_PROBLEM STATEMENT_. Every entry here needs to be repeated exactly.

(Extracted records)
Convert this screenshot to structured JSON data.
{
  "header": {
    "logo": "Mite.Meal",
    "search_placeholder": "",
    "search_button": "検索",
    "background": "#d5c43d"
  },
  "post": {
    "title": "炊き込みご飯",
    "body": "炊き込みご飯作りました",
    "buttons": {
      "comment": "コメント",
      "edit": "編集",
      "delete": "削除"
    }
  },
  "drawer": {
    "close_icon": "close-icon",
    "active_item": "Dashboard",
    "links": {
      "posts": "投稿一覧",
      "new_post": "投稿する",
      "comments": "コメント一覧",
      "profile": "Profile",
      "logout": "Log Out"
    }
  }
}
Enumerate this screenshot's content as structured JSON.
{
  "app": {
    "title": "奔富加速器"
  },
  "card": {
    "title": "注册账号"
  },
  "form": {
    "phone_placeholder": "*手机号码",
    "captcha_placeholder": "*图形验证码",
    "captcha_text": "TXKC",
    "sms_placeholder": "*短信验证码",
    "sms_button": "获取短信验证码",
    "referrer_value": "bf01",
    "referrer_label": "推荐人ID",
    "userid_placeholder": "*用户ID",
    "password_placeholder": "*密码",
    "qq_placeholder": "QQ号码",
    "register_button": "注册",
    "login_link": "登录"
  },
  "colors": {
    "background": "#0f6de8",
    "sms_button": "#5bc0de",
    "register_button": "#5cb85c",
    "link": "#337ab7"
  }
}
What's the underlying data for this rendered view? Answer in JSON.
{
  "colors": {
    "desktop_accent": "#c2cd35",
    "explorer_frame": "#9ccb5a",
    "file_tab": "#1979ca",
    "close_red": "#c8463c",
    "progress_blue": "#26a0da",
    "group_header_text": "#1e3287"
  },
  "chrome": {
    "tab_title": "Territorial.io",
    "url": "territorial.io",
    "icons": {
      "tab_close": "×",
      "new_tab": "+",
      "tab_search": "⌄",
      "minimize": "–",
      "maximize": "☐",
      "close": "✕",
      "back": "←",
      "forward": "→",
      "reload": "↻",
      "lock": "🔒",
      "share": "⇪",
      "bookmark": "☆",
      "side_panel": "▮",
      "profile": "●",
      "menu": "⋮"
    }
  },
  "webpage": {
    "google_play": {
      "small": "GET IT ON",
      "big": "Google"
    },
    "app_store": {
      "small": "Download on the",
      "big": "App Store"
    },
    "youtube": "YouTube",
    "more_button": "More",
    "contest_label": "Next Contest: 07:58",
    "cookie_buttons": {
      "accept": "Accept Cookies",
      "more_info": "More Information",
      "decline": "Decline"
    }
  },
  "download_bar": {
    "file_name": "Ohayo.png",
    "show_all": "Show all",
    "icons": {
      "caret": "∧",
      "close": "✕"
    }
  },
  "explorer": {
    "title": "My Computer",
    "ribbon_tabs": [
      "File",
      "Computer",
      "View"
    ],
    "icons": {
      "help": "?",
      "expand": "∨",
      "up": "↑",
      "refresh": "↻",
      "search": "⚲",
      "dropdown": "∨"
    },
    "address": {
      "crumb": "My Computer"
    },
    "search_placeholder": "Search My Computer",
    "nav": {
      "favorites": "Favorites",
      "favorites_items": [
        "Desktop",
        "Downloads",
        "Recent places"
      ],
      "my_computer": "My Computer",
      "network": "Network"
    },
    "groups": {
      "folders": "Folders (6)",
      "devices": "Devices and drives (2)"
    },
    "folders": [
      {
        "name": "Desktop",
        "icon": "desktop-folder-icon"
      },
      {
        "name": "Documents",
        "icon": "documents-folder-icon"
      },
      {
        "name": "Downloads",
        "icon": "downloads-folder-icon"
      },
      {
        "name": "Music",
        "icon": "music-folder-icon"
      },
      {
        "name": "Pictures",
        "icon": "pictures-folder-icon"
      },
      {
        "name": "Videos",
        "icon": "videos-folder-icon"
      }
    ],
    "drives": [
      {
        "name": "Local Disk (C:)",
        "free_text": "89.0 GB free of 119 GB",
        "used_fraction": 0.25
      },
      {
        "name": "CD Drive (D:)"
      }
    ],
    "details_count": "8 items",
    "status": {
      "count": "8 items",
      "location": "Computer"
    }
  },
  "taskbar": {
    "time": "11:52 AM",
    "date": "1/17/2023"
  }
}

_EXERCISE RESULT_.
Convert this screenshot to structured JSON data.
{
  "header": {
    "logo": "Mite.Meal",
    "search_placeholder": "",
    "search_button": "検索",
    "background": "#d5c43d"
  },
  "post": {
    "title": "炊き込みご飯",
    "body": "炊き込みご飯作りました",
    "buttons": {
      "comment": "コメント",
      "edit": "編集",
      "delete": "削除"
    }
  },
  "drawer": {
    "close_icon": "close-icon",
    "active_item": "Dashboard",
    "links": {
      "posts": "投稿一覧",
      "new_post": "投稿する",
      "comments": "コメント一覧",
      "profile": "Profile",
      "logout": "Log Out"
    }
  }
}
Enumerate this screenshot's content as structured JSON.
{
  "app": {
    "title": "奔富加速器"
  },
  "card": {
    "title": "注册账号"
  },
  "form": {
    "phone_placeholder": "*手机号码",
    "captcha_placeholder": "*图形验证码",
    "captcha_text": "TXKC",
    "sms_placeholder": "*短信验证码",
    "sms_button": "获取短信验证码",
    "referrer_value": "bf01",
    "referrer_label": "推荐人ID",
    "userid_placeholder": "*用户ID",
    "password_placeholder": "*密码",
    "qq_placeholder": "QQ号码",
    "register_button": "注册",
    "login_link": "登录"
  },
  "colors": {
    "background": "#0f6de8",
    "sms_button": "#5bc0de",
    "register_button": "#5cb85c",
    "link": "#337ab7"
  }
}
What's the underlying data for this rendered view? Answer in JSON.
{
  "colors": {
    "desktop_accent": "#c2cd35",
    "explorer_frame": "#9ccb5a",
    "file_tab": "#1979ca",
    "close_red": "#c8463c",
    "progress_blue": "#26a0da",
    "group_header_text": "#1e3287"
  },
  "chrome": {
    "tab_title": "Territorial.io",
    "url": "territorial.io",
    "icons": {
      "tab_close": "×",
      "new_tab": "+",
      "tab_search": "⌄",
      "minimize": "–",
      "maximize": "☐",
      "close": "✕",
      "back": "←",
      "forward": "→",
      "reload": "↻",
      "lock": "🔒",
      "share": "⇪",
      "bookmark": "☆",
      "side_panel": "▮",
      "profile": "●",
      "menu": "⋮"
    }
  },
  "webpage": {
    "google_play": {
      "small": "GET IT ON",
      "big": "Google"
    },
    "app_store": {
      "small": "Download on the",
      "big": "App Store"
    },
    "youtube": "YouTube",
    "more_button": "More",
    "contest_label": "Next Contest: 07:58",
    "cookie_buttons": {
      "accept": "Accept Cookies",
      "more_info": "More Information",
      "decline": "Decline"
    }
  },
  "download_bar": {
    "file_name": "Ohayo.png",
    "show_all": "Show all",
    "icons": {
      "caret": "∧",
      "close": "✕"
    }
  },
  "explorer": {
    "title": "My Computer",
    "ribbon_tabs": [
      "File",
      "Computer",
      "View"
    ],
    "icons": {
      "help": "?",
      "expand": "∨",
      "up": "↑",
      "refresh": "↻",
      "search": "⚲",
      "dropdown": "∨"
    },
    "address": {
      "crumb": "My Computer"
    },
    "search_placeholder": "Search My Computer",
    "nav": {
      "favorites": "Favorites",
      "favorites_items": [
        "Desktop",
        "Downloads",
        "Recent places"
      ],
      "my_computer": "My Computer",
      "network": "Network"
    },
    "groups": {
      "folders": "Folders (6)",
      "devices": "Devices and drives (2)"
    },
    "folders": [
      {
        "name": "Desktop",
        "icon": "desktop-folder-icon"
      },
      {
        "name": "Documents",
        "icon": "documents-folder-icon"
      },
      {
        "name": "Downloads",
        "icon": "downloads-folder-icon"
      },
      {
        "name": "Music",
        "icon": "music-folder-icon"
      },
      {
        "name": "Pictures",
        "icon": "pictures-folder-icon"
      },
      {
        "name": "Videos",
        "icon": "videos-folder-icon"
      }
    ],
    "drives": [
      {
        "name": "Local Disk (C:)",
        "free_text": "89.0 GB free of 119 GB",
        "used_fraction": 0.25
      },
      {
        "name": "CD Drive (D:)"
      }
    ],
    "details_count": "8 items",
    "status": {
      "count": "8 items",
      "location": "Computer"
    }
  },
  "taskbar": {
    "time": "11:52 AM",
    "date": "1/17/2023"
  }
}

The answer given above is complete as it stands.